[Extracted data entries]

____________

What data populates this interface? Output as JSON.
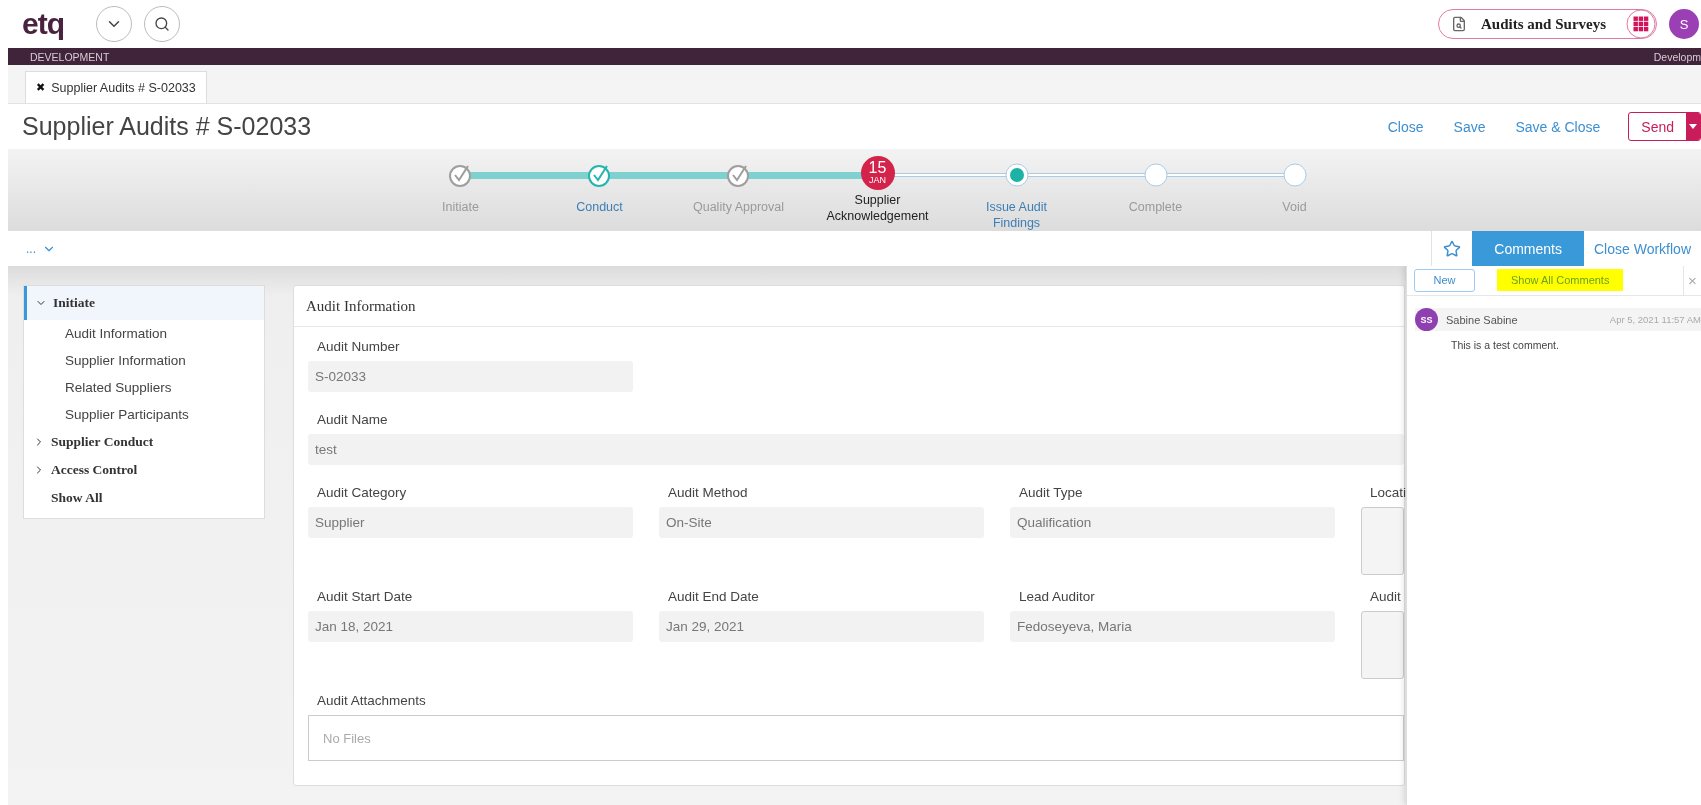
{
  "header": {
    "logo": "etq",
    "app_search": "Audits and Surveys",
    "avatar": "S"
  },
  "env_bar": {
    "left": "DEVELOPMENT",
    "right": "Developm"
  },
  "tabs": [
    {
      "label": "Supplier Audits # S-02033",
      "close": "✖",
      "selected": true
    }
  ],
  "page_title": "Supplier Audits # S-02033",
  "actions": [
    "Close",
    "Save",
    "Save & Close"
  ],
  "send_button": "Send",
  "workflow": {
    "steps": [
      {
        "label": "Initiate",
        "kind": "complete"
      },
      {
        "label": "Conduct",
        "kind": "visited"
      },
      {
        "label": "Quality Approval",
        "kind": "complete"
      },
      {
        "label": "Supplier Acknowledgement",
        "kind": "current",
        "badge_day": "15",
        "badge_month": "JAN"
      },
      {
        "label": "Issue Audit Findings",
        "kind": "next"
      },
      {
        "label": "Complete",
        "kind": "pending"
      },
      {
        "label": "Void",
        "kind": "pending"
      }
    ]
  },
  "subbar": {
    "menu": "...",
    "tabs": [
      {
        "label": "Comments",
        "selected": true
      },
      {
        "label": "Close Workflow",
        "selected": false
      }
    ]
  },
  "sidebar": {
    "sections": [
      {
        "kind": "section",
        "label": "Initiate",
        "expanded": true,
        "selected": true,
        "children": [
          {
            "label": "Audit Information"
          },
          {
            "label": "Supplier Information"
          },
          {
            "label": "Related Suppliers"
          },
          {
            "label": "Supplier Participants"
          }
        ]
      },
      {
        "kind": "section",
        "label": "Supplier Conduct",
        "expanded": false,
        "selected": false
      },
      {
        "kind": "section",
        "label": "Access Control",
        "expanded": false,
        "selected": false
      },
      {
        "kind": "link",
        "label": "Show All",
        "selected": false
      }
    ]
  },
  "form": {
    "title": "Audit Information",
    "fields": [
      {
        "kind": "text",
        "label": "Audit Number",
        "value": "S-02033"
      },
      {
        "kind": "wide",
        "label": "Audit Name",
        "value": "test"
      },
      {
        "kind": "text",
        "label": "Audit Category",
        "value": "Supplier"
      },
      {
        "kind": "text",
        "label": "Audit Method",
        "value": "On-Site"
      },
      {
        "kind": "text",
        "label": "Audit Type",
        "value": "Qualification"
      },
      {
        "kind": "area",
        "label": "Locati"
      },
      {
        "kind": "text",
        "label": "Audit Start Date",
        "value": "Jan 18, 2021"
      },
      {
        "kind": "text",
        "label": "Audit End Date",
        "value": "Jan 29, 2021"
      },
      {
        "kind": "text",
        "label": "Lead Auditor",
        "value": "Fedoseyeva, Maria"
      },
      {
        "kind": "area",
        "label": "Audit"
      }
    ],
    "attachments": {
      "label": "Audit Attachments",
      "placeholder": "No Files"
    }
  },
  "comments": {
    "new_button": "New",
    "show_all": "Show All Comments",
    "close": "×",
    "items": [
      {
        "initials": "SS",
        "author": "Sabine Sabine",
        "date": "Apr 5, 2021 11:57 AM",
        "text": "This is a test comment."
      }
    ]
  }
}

____________

WRITTEN INSTRUCTION: Transcribe every record above exactly as written, leaving out any pictures.

WORKED SOLUTION:
What data populates this interface? Output as JSON.
{
  "header": {
    "logo": "etq",
    "app_search": "Audits and Surveys",
    "avatar": "S"
  },
  "env_bar": {
    "left": "DEVELOPMENT",
    "right": "Developm"
  },
  "tabs": [
    {
      "label": "Supplier Audits # S-02033",
      "close": "✖",
      "selected": true
    }
  ],
  "page_title": "Supplier Audits # S-02033",
  "actions": [
    "Close",
    "Save",
    "Save & Close"
  ],
  "send_button": "Send",
  "workflow": {
    "steps": [
      {
        "label": "Initiate",
        "kind": "complete"
      },
      {
        "label": "Conduct",
        "kind": "visited"
      },
      {
        "label": "Quality Approval",
        "kind": "complete"
      },
      {
        "label": "Supplier Acknowledgement",
        "kind": "current",
        "badge_day": "15",
        "badge_month": "JAN"
      },
      {
        "label": "Issue Audit Findings",
        "kind": "next"
      },
      {
        "label": "Complete",
        "kind": "pending"
      },
      {
        "label": "Void",
        "kind": "pending"
      }
    ]
  },
  "subbar": {
    "menu": "...",
    "tabs": [
      {
        "label": "Comments",
        "selected": true
      },
      {
        "label": "Close Workflow",
        "selected": false
      }
    ]
  },
  "sidebar": {
    "sections": [
      {
        "kind": "section",
        "label": "Initiate",
        "expanded": true,
        "selected": true,
        "children": [
          {
            "label": "Audit Information"
          },
          {
            "label": "Supplier Information"
          },
          {
            "label": "Related Suppliers"
          },
          {
            "label": "Supplier Participants"
          }
        ]
      },
      {
        "kind": "section",
        "label": "Supplier Conduct",
        "expanded": false,
        "selected": false
      },
      {
        "kind": "section",
        "label": "Access Control",
        "expanded": false,
        "selected": false
      },
      {
        "kind": "link",
        "label": "Show All",
        "selected": false
      }
    ]
  },
  "form": {
    "title": "Audit Information",
    "fields": [
      {
        "kind": "text",
        "label": "Audit Number",
        "value": "S-02033"
      },
      {
        "kind": "wide",
        "label": "Audit Name",
        "value": "test"
      },
      {
        "kind": "text",
        "label": "Audit Category",
        "value": "Supplier"
      },
      {
        "kind": "text",
        "label": "Audit Method",
        "value": "On-Site"
      },
      {
        "kind": "text",
        "label": "Audit Type",
        "value": "Qualification"
      },
      {
        "kind": "area",
        "label": "Locati"
      },
      {
        "kind": "text",
        "label": "Audit Start Date",
        "value": "Jan 18, 2021"
      },
      {
        "kind": "text",
        "label": "Audit End Date",
        "value": "Jan 29, 2021"
      },
      {
        "kind": "text",
        "label": "Lead Auditor",
        "value": "Fedoseyeva, Maria"
      },
      {
        "kind": "area",
        "label": "Audit"
      }
    ],
    "attachments": {
      "label": "Audit Attachments",
      "placeholder": "No Files"
    }
  },
  "comments": {
    "new_button": "New",
    "show_all": "Show All Comments",
    "close": "×",
    "items": [
      {
        "initials": "SS",
        "author": "Sabine Sabine",
        "date": "Apr 5, 2021 11:57 AM",
        "text": "This is a test comment."
      }
    ]
  }
}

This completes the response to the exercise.